- Work to do: Restate the entries below word for word, omitting nothing.

- Data to process:
————

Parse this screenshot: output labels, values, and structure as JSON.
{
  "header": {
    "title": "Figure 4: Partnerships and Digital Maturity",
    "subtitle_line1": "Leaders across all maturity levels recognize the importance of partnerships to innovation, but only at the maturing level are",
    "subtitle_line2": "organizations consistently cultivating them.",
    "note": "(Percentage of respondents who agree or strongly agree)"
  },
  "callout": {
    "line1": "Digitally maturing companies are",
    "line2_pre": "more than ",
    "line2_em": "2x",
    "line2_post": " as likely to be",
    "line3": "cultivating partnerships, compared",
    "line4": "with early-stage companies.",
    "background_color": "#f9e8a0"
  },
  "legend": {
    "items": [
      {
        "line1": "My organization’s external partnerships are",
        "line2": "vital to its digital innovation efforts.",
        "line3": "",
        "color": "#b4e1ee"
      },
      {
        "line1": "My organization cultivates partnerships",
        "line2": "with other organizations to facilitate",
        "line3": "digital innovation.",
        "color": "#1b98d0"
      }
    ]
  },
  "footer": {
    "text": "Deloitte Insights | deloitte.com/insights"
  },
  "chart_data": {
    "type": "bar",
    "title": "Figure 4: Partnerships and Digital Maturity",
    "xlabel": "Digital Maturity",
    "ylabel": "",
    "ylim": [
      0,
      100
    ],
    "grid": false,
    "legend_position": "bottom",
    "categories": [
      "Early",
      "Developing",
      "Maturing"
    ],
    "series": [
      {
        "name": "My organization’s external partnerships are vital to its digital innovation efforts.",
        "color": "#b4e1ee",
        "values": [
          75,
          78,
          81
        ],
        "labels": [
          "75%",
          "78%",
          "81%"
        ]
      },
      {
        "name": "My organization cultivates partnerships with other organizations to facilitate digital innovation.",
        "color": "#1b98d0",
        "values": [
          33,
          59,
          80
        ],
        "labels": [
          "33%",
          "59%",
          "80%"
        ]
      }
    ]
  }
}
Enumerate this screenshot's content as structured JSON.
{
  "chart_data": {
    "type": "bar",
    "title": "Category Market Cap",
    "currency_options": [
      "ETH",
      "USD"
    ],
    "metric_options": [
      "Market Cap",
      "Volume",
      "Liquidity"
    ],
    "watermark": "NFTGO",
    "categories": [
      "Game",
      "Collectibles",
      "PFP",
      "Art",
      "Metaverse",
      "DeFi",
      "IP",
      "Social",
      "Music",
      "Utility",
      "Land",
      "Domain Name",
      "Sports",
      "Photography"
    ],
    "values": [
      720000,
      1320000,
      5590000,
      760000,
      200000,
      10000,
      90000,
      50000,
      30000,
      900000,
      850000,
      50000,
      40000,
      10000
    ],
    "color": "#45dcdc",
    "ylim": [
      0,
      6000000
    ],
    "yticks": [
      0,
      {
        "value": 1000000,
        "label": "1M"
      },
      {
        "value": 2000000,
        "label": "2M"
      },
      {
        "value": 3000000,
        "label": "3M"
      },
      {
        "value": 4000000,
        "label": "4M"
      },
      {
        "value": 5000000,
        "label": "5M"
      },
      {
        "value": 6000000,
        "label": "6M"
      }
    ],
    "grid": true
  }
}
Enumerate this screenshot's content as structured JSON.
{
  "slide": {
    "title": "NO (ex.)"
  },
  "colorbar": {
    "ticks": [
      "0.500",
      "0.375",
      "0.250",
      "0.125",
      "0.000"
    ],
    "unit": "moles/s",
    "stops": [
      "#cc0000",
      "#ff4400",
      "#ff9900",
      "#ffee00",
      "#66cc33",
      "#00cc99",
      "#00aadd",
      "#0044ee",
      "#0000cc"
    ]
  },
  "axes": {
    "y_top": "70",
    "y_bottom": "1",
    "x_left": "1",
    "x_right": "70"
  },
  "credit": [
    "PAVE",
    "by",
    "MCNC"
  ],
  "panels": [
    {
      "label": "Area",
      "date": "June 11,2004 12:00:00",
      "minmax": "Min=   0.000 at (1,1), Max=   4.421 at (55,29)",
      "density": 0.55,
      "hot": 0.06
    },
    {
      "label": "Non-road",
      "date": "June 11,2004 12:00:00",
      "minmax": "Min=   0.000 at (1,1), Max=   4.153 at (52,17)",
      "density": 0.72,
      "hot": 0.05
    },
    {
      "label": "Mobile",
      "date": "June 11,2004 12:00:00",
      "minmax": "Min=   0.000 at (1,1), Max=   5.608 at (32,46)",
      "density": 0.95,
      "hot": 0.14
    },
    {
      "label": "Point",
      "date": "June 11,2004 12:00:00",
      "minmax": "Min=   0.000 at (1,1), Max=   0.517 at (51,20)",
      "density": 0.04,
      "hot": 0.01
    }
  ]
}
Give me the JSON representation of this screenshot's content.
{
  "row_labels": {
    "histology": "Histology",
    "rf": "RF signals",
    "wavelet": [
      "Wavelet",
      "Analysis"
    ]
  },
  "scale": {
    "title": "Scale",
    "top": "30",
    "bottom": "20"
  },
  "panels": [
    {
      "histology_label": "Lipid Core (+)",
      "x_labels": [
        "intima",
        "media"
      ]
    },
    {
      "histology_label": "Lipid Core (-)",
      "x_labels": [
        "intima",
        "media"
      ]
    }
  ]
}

————

- Complete response:
Parse this screenshot: output labels, values, and structure as JSON.
{
  "header": {
    "title": "Figure 4: Partnerships and Digital Maturity",
    "subtitle_line1": "Leaders across all maturity levels recognize the importance of partnerships to innovation, but only at the maturing level are",
    "subtitle_line2": "organizations consistently cultivating them.",
    "note": "(Percentage of respondents who agree or strongly agree)"
  },
  "callout": {
    "line1": "Digitally maturing companies are",
    "line2_pre": "more than ",
    "line2_em": "2x",
    "line2_post": " as likely to be",
    "line3": "cultivating partnerships, compared",
    "line4": "with early-stage companies.",
    "background_color": "#f9e8a0"
  },
  "legend": {
    "items": [
      {
        "line1": "My organization’s external partnerships are",
        "line2": "vital to its digital innovation efforts.",
        "line3": "",
        "color": "#b4e1ee"
      },
      {
        "line1": "My organization cultivates partnerships",
        "line2": "with other organizations to facilitate",
        "line3": "digital innovation.",
        "color": "#1b98d0"
      }
    ]
  },
  "footer": {
    "text": "Deloitte Insights | deloitte.com/insights"
  },
  "chart_data": {
    "type": "bar",
    "title": "Figure 4: Partnerships and Digital Maturity",
    "xlabel": "Digital Maturity",
    "ylabel": "",
    "ylim": [
      0,
      100
    ],
    "grid": false,
    "legend_position": "bottom",
    "categories": [
      "Early",
      "Developing",
      "Maturing"
    ],
    "series": [
      {
        "name": "My organization’s external partnerships are vital to its digital innovation efforts.",
        "color": "#b4e1ee",
        "values": [
          75,
          78,
          81
        ],
        "labels": [
          "75%",
          "78%",
          "81%"
        ]
      },
      {
        "name": "My organization cultivates partnerships with other organizations to facilitate digital innovation.",
        "color": "#1b98d0",
        "values": [
          33,
          59,
          80
        ],
        "labels": [
          "33%",
          "59%",
          "80%"
        ]
      }
    ]
  }
}
Enumerate this screenshot's content as structured JSON.
{
  "chart_data": {
    "type": "bar",
    "title": "Category Market Cap",
    "currency_options": [
      "ETH",
      "USD"
    ],
    "metric_options": [
      "Market Cap",
      "Volume",
      "Liquidity"
    ],
    "watermark": "NFTGO",
    "categories": [
      "Game",
      "Collectibles",
      "PFP",
      "Art",
      "Metaverse",
      "DeFi",
      "IP",
      "Social",
      "Music",
      "Utility",
      "Land",
      "Domain Name",
      "Sports",
      "Photography"
    ],
    "values": [
      720000,
      1320000,
      5590000,
      760000,
      200000,
      10000,
      90000,
      50000,
      30000,
      900000,
      850000,
      50000,
      40000,
      10000
    ],
    "color": "#45dcdc",
    "ylim": [
      0,
      6000000
    ],
    "yticks": [
      0,
      {
        "value": 1000000,
        "label": "1M"
      },
      {
        "value": 2000000,
        "label": "2M"
      },
      {
        "value": 3000000,
        "label": "3M"
      },
      {
        "value": 4000000,
        "label": "4M"
      },
      {
        "value": 5000000,
        "label": "5M"
      },
      {
        "value": 6000000,
        "label": "6M"
      }
    ],
    "grid": true
  }
}
Enumerate this screenshot's content as structured JSON.
{
  "slide": {
    "title": "NO (ex.)"
  },
  "colorbar": {
    "ticks": [
      "0.500",
      "0.375",
      "0.250",
      "0.125",
      "0.000"
    ],
    "unit": "moles/s",
    "stops": [
      "#cc0000",
      "#ff4400",
      "#ff9900",
      "#ffee00",
      "#66cc33",
      "#00cc99",
      "#00aadd",
      "#0044ee",
      "#0000cc"
    ]
  },
  "axes": {
    "y_top": "70",
    "y_bottom": "1",
    "x_left": "1",
    "x_right": "70"
  },
  "credit": [
    "PAVE",
    "by",
    "MCNC"
  ],
  "panels": [
    {
      "label": "Area",
      "date": "June 11,2004 12:00:00",
      "minmax": "Min=   0.000 at (1,1), Max=   4.421 at (55,29)",
      "density": 0.55,
      "hot": 0.06
    },
    {
      "label": "Non-road",
      "date": "June 11,2004 12:00:00",
      "minmax": "Min=   0.000 at (1,1), Max=   4.153 at (52,17)",
      "density": 0.72,
      "hot": 0.05
    },
    {
      "label": "Mobile",
      "date": "June 11,2004 12:00:00",
      "minmax": "Min=   0.000 at (1,1), Max=   5.608 at (32,46)",
      "density": 0.95,
      "hot": 0.14
    },
    {
      "label": "Point",
      "date": "June 11,2004 12:00:00",
      "minmax": "Min=   0.000 at (1,1), Max=   0.517 at (51,20)",
      "density": 0.04,
      "hot": 0.01
    }
  ]
}
Give me the JSON representation of this screenshot's content.
{
  "row_labels": {
    "histology": "Histology",
    "rf": "RF signals",
    "wavelet": [
      "Wavelet",
      "Analysis"
    ]
  },
  "scale": {
    "title": "Scale",
    "top": "30",
    "bottom": "20"
  },
  "panels": [
    {
      "histology_label": "Lipid Core (+)",
      "x_labels": [
        "intima",
        "media"
      ]
    },
    {
      "histology_label": "Lipid Core (-)",
      "x_labels": [
        "intima",
        "media"
      ]
    }
  ]
}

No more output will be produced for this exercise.